BEGIN Material for this task
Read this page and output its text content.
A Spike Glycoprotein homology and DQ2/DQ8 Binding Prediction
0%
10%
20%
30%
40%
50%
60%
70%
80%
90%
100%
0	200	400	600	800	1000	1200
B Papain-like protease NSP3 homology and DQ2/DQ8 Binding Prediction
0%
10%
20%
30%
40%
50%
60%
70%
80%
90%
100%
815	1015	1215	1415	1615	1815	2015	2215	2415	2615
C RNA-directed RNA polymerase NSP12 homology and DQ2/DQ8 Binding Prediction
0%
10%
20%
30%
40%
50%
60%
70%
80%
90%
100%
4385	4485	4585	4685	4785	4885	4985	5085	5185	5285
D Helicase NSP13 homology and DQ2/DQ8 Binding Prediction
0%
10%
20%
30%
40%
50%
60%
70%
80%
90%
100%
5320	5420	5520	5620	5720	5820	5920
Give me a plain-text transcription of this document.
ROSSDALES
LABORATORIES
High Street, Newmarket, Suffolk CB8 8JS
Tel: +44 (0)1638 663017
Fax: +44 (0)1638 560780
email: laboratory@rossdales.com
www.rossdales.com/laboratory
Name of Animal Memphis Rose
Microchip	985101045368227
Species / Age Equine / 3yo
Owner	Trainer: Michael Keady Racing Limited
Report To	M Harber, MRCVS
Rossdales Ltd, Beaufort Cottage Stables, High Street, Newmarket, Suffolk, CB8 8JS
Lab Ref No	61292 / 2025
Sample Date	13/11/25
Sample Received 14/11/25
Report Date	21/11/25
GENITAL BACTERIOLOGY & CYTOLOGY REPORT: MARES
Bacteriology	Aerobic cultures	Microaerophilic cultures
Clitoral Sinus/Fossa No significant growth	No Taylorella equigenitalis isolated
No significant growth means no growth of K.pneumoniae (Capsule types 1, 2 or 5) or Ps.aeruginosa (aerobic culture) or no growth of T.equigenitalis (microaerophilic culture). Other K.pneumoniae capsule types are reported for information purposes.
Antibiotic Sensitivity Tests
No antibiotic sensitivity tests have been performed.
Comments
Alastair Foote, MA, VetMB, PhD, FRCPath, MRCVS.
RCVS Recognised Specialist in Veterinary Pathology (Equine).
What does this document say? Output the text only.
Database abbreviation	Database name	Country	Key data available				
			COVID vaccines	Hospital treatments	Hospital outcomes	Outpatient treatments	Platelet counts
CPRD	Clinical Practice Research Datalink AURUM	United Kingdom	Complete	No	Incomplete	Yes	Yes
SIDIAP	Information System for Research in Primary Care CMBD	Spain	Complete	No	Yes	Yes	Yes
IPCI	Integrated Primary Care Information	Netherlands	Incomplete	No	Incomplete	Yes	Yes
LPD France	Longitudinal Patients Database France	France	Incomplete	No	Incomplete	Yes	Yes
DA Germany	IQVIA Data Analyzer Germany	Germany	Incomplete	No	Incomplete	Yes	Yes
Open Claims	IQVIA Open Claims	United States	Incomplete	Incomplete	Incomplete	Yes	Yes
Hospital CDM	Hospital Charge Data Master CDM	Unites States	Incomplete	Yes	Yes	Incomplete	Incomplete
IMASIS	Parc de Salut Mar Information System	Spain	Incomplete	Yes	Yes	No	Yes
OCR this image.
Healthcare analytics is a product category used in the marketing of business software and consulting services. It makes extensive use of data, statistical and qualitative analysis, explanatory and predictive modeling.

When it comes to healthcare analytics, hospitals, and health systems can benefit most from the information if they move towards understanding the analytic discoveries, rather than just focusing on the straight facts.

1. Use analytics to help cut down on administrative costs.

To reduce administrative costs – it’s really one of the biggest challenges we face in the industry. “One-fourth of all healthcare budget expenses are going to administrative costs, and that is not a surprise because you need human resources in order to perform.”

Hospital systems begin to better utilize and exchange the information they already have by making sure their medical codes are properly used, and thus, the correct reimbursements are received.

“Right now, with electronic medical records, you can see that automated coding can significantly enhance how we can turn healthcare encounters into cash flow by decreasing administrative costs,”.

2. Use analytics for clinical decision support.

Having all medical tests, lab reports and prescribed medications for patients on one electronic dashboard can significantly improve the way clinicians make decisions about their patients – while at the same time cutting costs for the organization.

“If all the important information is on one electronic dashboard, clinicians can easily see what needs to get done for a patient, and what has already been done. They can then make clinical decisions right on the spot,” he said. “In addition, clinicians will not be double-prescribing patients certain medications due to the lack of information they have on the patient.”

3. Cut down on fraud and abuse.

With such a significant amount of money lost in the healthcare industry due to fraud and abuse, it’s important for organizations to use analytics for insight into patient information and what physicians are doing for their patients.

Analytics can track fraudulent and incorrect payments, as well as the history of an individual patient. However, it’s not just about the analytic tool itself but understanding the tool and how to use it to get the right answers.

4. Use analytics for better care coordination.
END Material for this task
Task requirements: The response has to match the data exactly, line for line.

Answer for the task:
Read this page and output its text content.
A Spike Glycoprotein homology and DQ2/DQ8 Binding Prediction
0%
10%
20%
30%
40%
50%
60%
70%
80%
90%
100%
0	200	400	600	800	1000	1200
B Papain-like protease NSP3 homology and DQ2/DQ8 Binding Prediction
0%
10%
20%
30%
40%
50%
60%
70%
80%
90%
100%
815	1015	1215	1415	1615	1815	2015	2215	2415	2615
C RNA-directed RNA polymerase NSP12 homology and DQ2/DQ8 Binding Prediction
0%
10%
20%
30%
40%
50%
60%
70%
80%
90%
100%
4385	4485	4585	4685	4785	4885	4985	5085	5185	5285
D Helicase NSP13 homology and DQ2/DQ8 Binding Prediction
0%
10%
20%
30%
40%
50%
60%
70%
80%
90%
100%
5320	5420	5520	5620	5720	5820	5920
Give me a plain-text transcription of this document.
ROSSDALES
LABORATORIES
High Street, Newmarket, Suffolk CB8 8JS
Tel: +44 (0)1638 663017
Fax: +44 (0)1638 560780
email: laboratory@rossdales.com
www.rossdales.com/laboratory
Name of Animal Memphis Rose
Microchip	985101045368227
Species / Age Equine / 3yo
Owner	Trainer: Michael Keady Racing Limited
Report To	M Harber, MRCVS
Rossdales Ltd, Beaufort Cottage Stables, High Street, Newmarket, Suffolk, CB8 8JS
Lab Ref No	61292 / 2025
Sample Date	13/11/25
Sample Received 14/11/25
Report Date	21/11/25
GENITAL BACTERIOLOGY & CYTOLOGY REPORT: MARES
Bacteriology	Aerobic cultures	Microaerophilic cultures
Clitoral Sinus/Fossa No significant growth	No Taylorella equigenitalis isolated
No significant growth means no growth of K.pneumoniae (Capsule types 1, 2 or 5) or Ps.aeruginosa (aerobic culture) or no growth of T.equigenitalis (microaerophilic culture). Other K.pneumoniae capsule types are reported for information purposes.
Antibiotic Sensitivity Tests
No antibiotic sensitivity tests have been performed.
Comments
Alastair Foote, MA, VetMB, PhD, FRCPath, MRCVS.
RCVS Recognised Specialist in Veterinary Pathology (Equine).
What does this document say? Output the text only.
Database abbreviation	Database name	Country	Key data available				
			COVID vaccines	Hospital treatments	Hospital outcomes	Outpatient treatments	Platelet counts
CPRD	Clinical Practice Research Datalink AURUM	United Kingdom	Complete	No	Incomplete	Yes	Yes
SIDIAP	Information System for Research in Primary Care CMBD	Spain	Complete	No	Yes	Yes	Yes
IPCI	Integrated Primary Care Information	Netherlands	Incomplete	No	Incomplete	Yes	Yes
LPD France	Longitudinal Patients Database France	France	Incomplete	No	Incomplete	Yes	Yes
DA Germany	IQVIA Data Analyzer Germany	Germany	Incomplete	No	Incomplete	Yes	Yes
Open Claims	IQVIA Open Claims	United States	Incomplete	Incomplete	Incomplete	Yes	Yes
Hospital CDM	Hospital Charge Data Master CDM	Unites States	Incomplete	Yes	Yes	Incomplete	Incomplete
IMASIS	Parc de Salut Mar Information System	Spain	Incomplete	Yes	Yes	No	Yes
OCR this image.
Healthcare analytics is a product category used in the marketing of business software and consulting services. It makes extensive use of data, statistical and qualitative analysis, explanatory and predictive modeling.

When it comes to healthcare analytics, hospitals, and health systems can benefit most from the information if they move towards understanding the analytic discoveries, rather than just focusing on the straight facts.

1. Use analytics to help cut down on administrative costs.

To reduce administrative costs – it’s really one of the biggest challenges we face in the industry. “One-fourth of all healthcare budget expenses are going to administrative costs, and that is not a surprise because you need human resources in order to perform.”

Hospital systems begin to better utilize and exchange the information they already have by making sure their medical codes are properly used, and thus, the correct reimbursements are received.

“Right now, with electronic medical records, you can see that automated coding can significantly enhance how we can turn healthcare encounters into cash flow by decreasing administrative costs,”.

2. Use analytics for clinical decision support.

Having all medical tests, lab reports and prescribed medications for patients on one electronic dashboard can significantly improve the way clinicians make decisions about their patients – while at the same time cutting costs for the organization.

“If all the important information is on one electronic dashboard, clinicians can easily see what needs to get done for a patient, and what has already been done. They can then make clinical decisions right on the spot,” he said. “In addition, clinicians will not be double-prescribing patients certain medications due to the lack of information they have on the patient.”

3. Cut down on fraud and abuse.

With such a significant amount of money lost in the healthcare industry due to fraud and abuse, it’s important for organizations to use analytics for insight into patient information and what physicians are doing for their patients.

Analytics can track fraudulent and incorrect payments, as well as the history of an individual patient. However, it’s not just about the analytic tool itself but understanding the tool and how to use it to get the right answers.

4. Use analytics for better care coordination.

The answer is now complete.